YOUR INSTRUCTIONS:
Return the material word for word. Do not include pictures.

(Stored entries)
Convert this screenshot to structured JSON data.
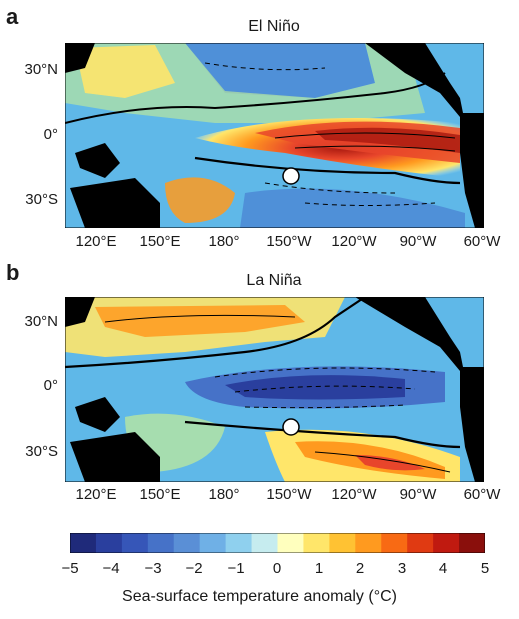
{
  "figure": {
    "panels": [
      {
        "letter": "a",
        "title": "El Niño"
      },
      {
        "letter": "b",
        "title": "La Niña"
      }
    ],
    "lat_labels": [
      "30°N",
      "0°",
      "30°S"
    ],
    "lon_labels": [
      "120°E",
      "150°E",
      "180°",
      "150°W",
      "120°W",
      "90°W",
      "60°W"
    ],
    "marker": {
      "name": "white-circle-marker",
      "lon": "150°W",
      "lat": "~18°S"
    },
    "colorbar": {
      "ticks": [
        "−5",
        "−4",
        "−3",
        "−2",
        "−1",
        "0",
        "1",
        "2",
        "3",
        "4",
        "5"
      ],
      "title": "Sea-surface temperature anomaly (°C)",
      "colors": [
        "#1f2a7a",
        "#2a3f9e",
        "#3656b8",
        "#4672c8",
        "#5a8fd6",
        "#6fb0e6",
        "#8fd0ee",
        "#c6ecef",
        "#ffffbe",
        "#ffe66a",
        "#ffc233",
        "#ff9a1f",
        "#f86a14",
        "#e03a12",
        "#c01a10",
        "#8a0f0c"
      ]
    },
    "colors": {
      "land": "#000000",
      "neutral": "#5fb8e8",
      "warm": "#e8452b",
      "cool": "#3b4fb5"
    }
  }
}
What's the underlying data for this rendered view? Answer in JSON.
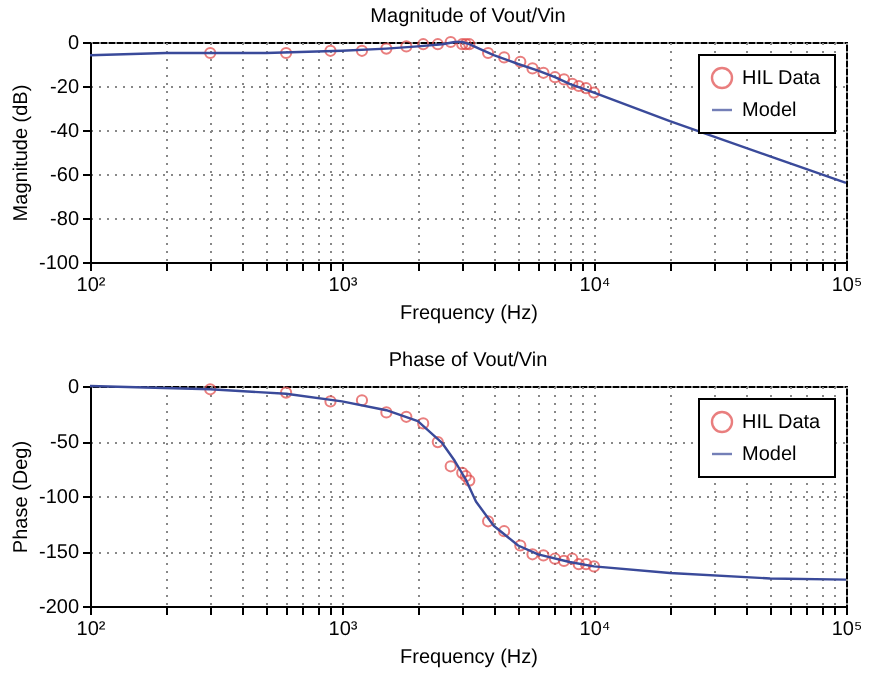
{
  "chart_data": [
    {
      "type": "line",
      "title": "Magnitude of Vout/Vin",
      "xlabel": "Frequency (Hz)",
      "ylabel": "Magnitude (dB)",
      "log": "x",
      "grid": true,
      "legend": "top right",
      "xlim": [
        100,
        100000
      ],
      "xticks": [
        {
          "value": 100,
          "label": "10²"
        },
        {
          "value": 200,
          "label": null
        },
        {
          "value": 300,
          "label": null
        },
        {
          "value": 400,
          "label": null
        },
        {
          "value": 500,
          "label": null
        },
        {
          "value": 600,
          "label": null
        },
        {
          "value": 700,
          "label": null
        },
        {
          "value": 800,
          "label": null
        },
        {
          "value": 900,
          "label": null
        },
        {
          "value": 1000,
          "label": "10³"
        },
        {
          "value": 2000,
          "label": null
        },
        {
          "value": 3000,
          "label": null
        },
        {
          "value": 4000,
          "label": null
        },
        {
          "value": 5000,
          "label": null
        },
        {
          "value": 6000,
          "label": null
        },
        {
          "value": 7000,
          "label": null
        },
        {
          "value": 8000,
          "label": null
        },
        {
          "value": 9000,
          "label": null
        },
        {
          "value": 10000,
          "label": "10⁴"
        },
        {
          "value": 20000,
          "label": null
        },
        {
          "value": 30000,
          "label": null
        },
        {
          "value": 40000,
          "label": null
        },
        {
          "value": 50000,
          "label": null
        },
        {
          "value": 60000,
          "label": null
        },
        {
          "value": 70000,
          "label": null
        },
        {
          "value": 80000,
          "label": null
        },
        {
          "value": 90000,
          "label": null
        },
        {
          "value": 100000,
          "label": "10⁵"
        }
      ],
      "ylim": [
        -100,
        0
      ],
      "yticks": [
        -100,
        -80,
        -60,
        -40,
        -20,
        0
      ],
      "series": [
        {
          "name": "HIL Data",
          "type": "scatter",
          "marker": "circle",
          "color": "#e04848",
          "x": [
            300,
            600,
            900,
            1200,
            1500,
            1800,
            2100,
            2400,
            2700,
            3000,
            3100,
            3200,
            3800,
            4400,
            5100,
            5700,
            6300,
            7000,
            7600,
            8200,
            8700,
            9300,
            10000
          ],
          "values": [
            -5,
            -5,
            -4,
            -4,
            -3,
            -2,
            -1,
            -1,
            0,
            -1,
            -1,
            -1,
            -5,
            -7,
            -9,
            -12,
            -14,
            -16,
            -17,
            -19,
            -20,
            -21,
            -23
          ]
        },
        {
          "name": "Model",
          "type": "line",
          "marker": "none",
          "color": "#3a4a9a",
          "x": [
            100,
            200,
            500,
            1000,
            1500,
            2000,
            2500,
            2800,
            3000,
            3200,
            3500,
            4000,
            5000,
            6000,
            7000,
            8000,
            10000,
            20000,
            50000,
            100000
          ],
          "values": [
            -6,
            -5,
            -5,
            -4,
            -3,
            -2,
            -1,
            0,
            0,
            -1,
            -3,
            -6,
            -10,
            -13,
            -16,
            -19,
            -23,
            -36,
            -52,
            -64
          ]
        }
      ]
    },
    {
      "type": "line",
      "title": "Phase of Vout/Vin",
      "xlabel": "Frequency (Hz)",
      "ylabel": "Phase (Deg)",
      "log": "x",
      "grid": true,
      "legend": "top right",
      "xlim": [
        100,
        100000
      ],
      "xticks": [
        {
          "value": 100,
          "label": "10²"
        },
        {
          "value": 200,
          "label": null
        },
        {
          "value": 300,
          "label": null
        },
        {
          "value": 400,
          "label": null
        },
        {
          "value": 500,
          "label": null
        },
        {
          "value": 600,
          "label": null
        },
        {
          "value": 700,
          "label": null
        },
        {
          "value": 800,
          "label": null
        },
        {
          "value": 900,
          "label": null
        },
        {
          "value": 1000,
          "label": "10³"
        },
        {
          "value": 2000,
          "label": null
        },
        {
          "value": 3000,
          "label": null
        },
        {
          "value": 4000,
          "label": null
        },
        {
          "value": 5000,
          "label": null
        },
        {
          "value": 6000,
          "label": null
        },
        {
          "value": 7000,
          "label": null
        },
        {
          "value": 8000,
          "label": null
        },
        {
          "value": 9000,
          "label": null
        },
        {
          "value": 10000,
          "label": "10⁴"
        },
        {
          "value": 20000,
          "label": null
        },
        {
          "value": 30000,
          "label": null
        },
        {
          "value": 40000,
          "label": null
        },
        {
          "value": 50000,
          "label": null
        },
        {
          "value": 60000,
          "label": null
        },
        {
          "value": 70000,
          "label": null
        },
        {
          "value": 80000,
          "label": null
        },
        {
          "value": 90000,
          "label": null
        },
        {
          "value": 100000,
          "label": "10⁵"
        }
      ],
      "ylim": [
        -200,
        0
      ],
      "yticks": [
        -200,
        -150,
        -100,
        -50,
        0
      ],
      "series": [
        {
          "name": "HIL Data",
          "type": "scatter",
          "marker": "circle",
          "color": "#e04848",
          "x": [
            300,
            600,
            900,
            1200,
            1500,
            1800,
            2100,
            2400,
            2700,
            3000,
            3100,
            3200,
            3800,
            4400,
            5100,
            5700,
            6300,
            7000,
            7600,
            8200,
            8700,
            9300,
            10000
          ],
          "values": [
            -3,
            -6,
            -14,
            -13,
            -24,
            -28,
            -34,
            -51,
            -73,
            -79,
            -82,
            -86,
            -123,
            -132,
            -145,
            -153,
            -154,
            -157,
            -159,
            -157,
            -162,
            -162,
            -164
          ]
        },
        {
          "name": "Model",
          "type": "line",
          "marker": "none",
          "color": "#3a4a9a",
          "x": [
            100,
            300,
            600,
            1000,
            1500,
            2000,
            2500,
            2800,
            3100,
            3400,
            4000,
            5000,
            6000,
            8000,
            10000,
            20000,
            50000,
            100000
          ],
          "values": [
            0,
            -3,
            -7,
            -14,
            -22,
            -32,
            -52,
            -68,
            -85,
            -105,
            -127,
            -145,
            -153,
            -160,
            -164,
            -170,
            -175,
            -176
          ]
        }
      ]
    }
  ]
}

SOLUTION FOR THIS TASK:
Convert this screenshot to structured JSON data.
{
  "figure": {
    "panels": [
      {
        "letter": "a",
        "title": "El Niño"
      },
      {
        "letter": "b",
        "title": "La Niña"
      }
    ],
    "lat_labels": [
      "30°N",
      "0°",
      "30°S"
    ],
    "lon_labels": [
      "120°E",
      "150°E",
      "180°",
      "150°W",
      "120°W",
      "90°W",
      "60°W"
    ],
    "marker": {
      "name": "white-circle-marker",
      "lon": "150°W",
      "lat": "~18°S"
    },
    "colorbar": {
      "ticks": [
        "−5",
        "−4",
        "−3",
        "−2",
        "−1",
        "0",
        "1",
        "2",
        "3",
        "4",
        "5"
      ],
      "title": "Sea-surface temperature anomaly (°C)",
      "colors": [
        "#1f2a7a",
        "#2a3f9e",
        "#3656b8",
        "#4672c8",
        "#5a8fd6",
        "#6fb0e6",
        "#8fd0ee",
        "#c6ecef",
        "#ffffbe",
        "#ffe66a",
        "#ffc233",
        "#ff9a1f",
        "#f86a14",
        "#e03a12",
        "#c01a10",
        "#8a0f0c"
      ]
    },
    "colors": {
      "land": "#000000",
      "neutral": "#5fb8e8",
      "warm": "#e8452b",
      "cool": "#3b4fb5"
    }
  }
}
What's the underlying data for this rendered view? Answer in JSON.
{
  "chart_data": [
    {
      "type": "line",
      "title": "Magnitude of Vout/Vin",
      "xlabel": "Frequency (Hz)",
      "ylabel": "Magnitude (dB)",
      "log": "x",
      "grid": true,
      "legend": "top right",
      "xlim": [
        100,
        100000
      ],
      "xticks": [
        {
          "value": 100,
          "label": "10²"
        },
        {
          "value": 200,
          "label": null
        },
        {
          "value": 300,
          "label": null
        },
        {
          "value": 400,
          "label": null
        },
        {
          "value": 500,
          "label": null
        },
        {
          "value": 600,
          "label": null
        },
        {
          "value": 700,
          "label": null
        },
        {
          "value": 800,
          "label": null
        },
        {
          "value": 900,
          "label": null
        },
        {
          "value": 1000,
          "label": "10³"
        },
        {
          "value": 2000,
          "label": null
        },
        {
          "value": 3000,
          "label": null
        },
        {
          "value": 4000,
          "label": null
        },
        {
          "value": 5000,
          "label": null
        },
        {
          "value": 6000,
          "label": null
        },
        {
          "value": 7000,
          "label": null
        },
        {
          "value": 8000,
          "label": null
        },
        {
          "value": 9000,
          "label": null
        },
        {
          "value": 10000,
          "label": "10⁴"
        },
        {
          "value": 20000,
          "label": null
        },
        {
          "value": 30000,
          "label": null
        },
        {
          "value": 40000,
          "label": null
        },
        {
          "value": 50000,
          "label": null
        },
        {
          "value": 60000,
          "label": null
        },
        {
          "value": 70000,
          "label": null
        },
        {
          "value": 80000,
          "label": null
        },
        {
          "value": 90000,
          "label": null
        },
        {
          "value": 100000,
          "label": "10⁵"
        }
      ],
      "ylim": [
        -100,
        0
      ],
      "yticks": [
        -100,
        -80,
        -60,
        -40,
        -20,
        0
      ],
      "series": [
        {
          "name": "HIL Data",
          "type": "scatter",
          "marker": "circle",
          "color": "#e04848",
          "x": [
            300,
            600,
            900,
            1200,
            1500,
            1800,
            2100,
            2400,
            2700,
            3000,
            3100,
            3200,
            3800,
            4400,
            5100,
            5700,
            6300,
            7000,
            7600,
            8200,
            8700,
            9300,
            10000
          ],
          "values": [
            -5,
            -5,
            -4,
            -4,
            -3,
            -2,
            -1,
            -1,
            0,
            -1,
            -1,
            -1,
            -5,
            -7,
            -9,
            -12,
            -14,
            -16,
            -17,
            -19,
            -20,
            -21,
            -23
          ]
        },
        {
          "name": "Model",
          "type": "line",
          "marker": "none",
          "color": "#3a4a9a",
          "x": [
            100,
            200,
            500,
            1000,
            1500,
            2000,
            2500,
            2800,
            3000,
            3200,
            3500,
            4000,
            5000,
            6000,
            7000,
            8000,
            10000,
            20000,
            50000,
            100000
          ],
          "values": [
            -6,
            -5,
            -5,
            -4,
            -3,
            -2,
            -1,
            0,
            0,
            -1,
            -3,
            -6,
            -10,
            -13,
            -16,
            -19,
            -23,
            -36,
            -52,
            -64
          ]
        }
      ]
    },
    {
      "type": "line",
      "title": "Phase of Vout/Vin",
      "xlabel": "Frequency (Hz)",
      "ylabel": "Phase (Deg)",
      "log": "x",
      "grid": true,
      "legend": "top right",
      "xlim": [
        100,
        100000
      ],
      "xticks": [
        {
          "value": 100,
          "label": "10²"
        },
        {
          "value": 200,
          "label": null
        },
        {
          "value": 300,
          "label": null
        },
        {
          "value": 400,
          "label": null
        },
        {
          "value": 500,
          "label": null
        },
        {
          "value": 600,
          "label": null
        },
        {
          "value": 700,
          "label": null
        },
        {
          "value": 800,
          "label": null
        },
        {
          "value": 900,
          "label": null
        },
        {
          "value": 1000,
          "label": "10³"
        },
        {
          "value": 2000,
          "label": null
        },
        {
          "value": 3000,
          "label": null
        },
        {
          "value": 4000,
          "label": null
        },
        {
          "value": 5000,
          "label": null
        },
        {
          "value": 6000,
          "label": null
        },
        {
          "value": 7000,
          "label": null
        },
        {
          "value": 8000,
          "label": null
        },
        {
          "value": 9000,
          "label": null
        },
        {
          "value": 10000,
          "label": "10⁴"
        },
        {
          "value": 20000,
          "label": null
        },
        {
          "value": 30000,
          "label": null
        },
        {
          "value": 40000,
          "label": null
        },
        {
          "value": 50000,
          "label": null
        },
        {
          "value": 60000,
          "label": null
        },
        {
          "value": 70000,
          "label": null
        },
        {
          "value": 80000,
          "label": null
        },
        {
          "value": 90000,
          "label": null
        },
        {
          "value": 100000,
          "label": "10⁵"
        }
      ],
      "ylim": [
        -200,
        0
      ],
      "yticks": [
        -200,
        -150,
        -100,
        -50,
        0
      ],
      "series": [
        {
          "name": "HIL Data",
          "type": "scatter",
          "marker": "circle",
          "color": "#e04848",
          "x": [
            300,
            600,
            900,
            1200,
            1500,
            1800,
            2100,
            2400,
            2700,
            3000,
            3100,
            3200,
            3800,
            4400,
            5100,
            5700,
            6300,
            7000,
            7600,
            8200,
            8700,
            9300,
            10000
          ],
          "values": [
            -3,
            -6,
            -14,
            -13,
            -24,
            -28,
            -34,
            -51,
            -73,
            -79,
            -82,
            -86,
            -123,
            -132,
            -145,
            -153,
            -154,
            -157,
            -159,
            -157,
            -162,
            -162,
            -164
          ]
        },
        {
          "name": "Model",
          "type": "line",
          "marker": "none",
          "color": "#3a4a9a",
          "x": [
            100,
            300,
            600,
            1000,
            1500,
            2000,
            2500,
            2800,
            3100,
            3400,
            4000,
            5000,
            6000,
            8000,
            10000,
            20000,
            50000,
            100000
          ],
          "values": [
            0,
            -3,
            -7,
            -14,
            -22,
            -32,
            -52,
            -68,
            -85,
            -105,
            -127,
            -145,
            -153,
            -160,
            -164,
            -170,
            -175,
            -176
          ]
        }
      ]
    }
  ]
}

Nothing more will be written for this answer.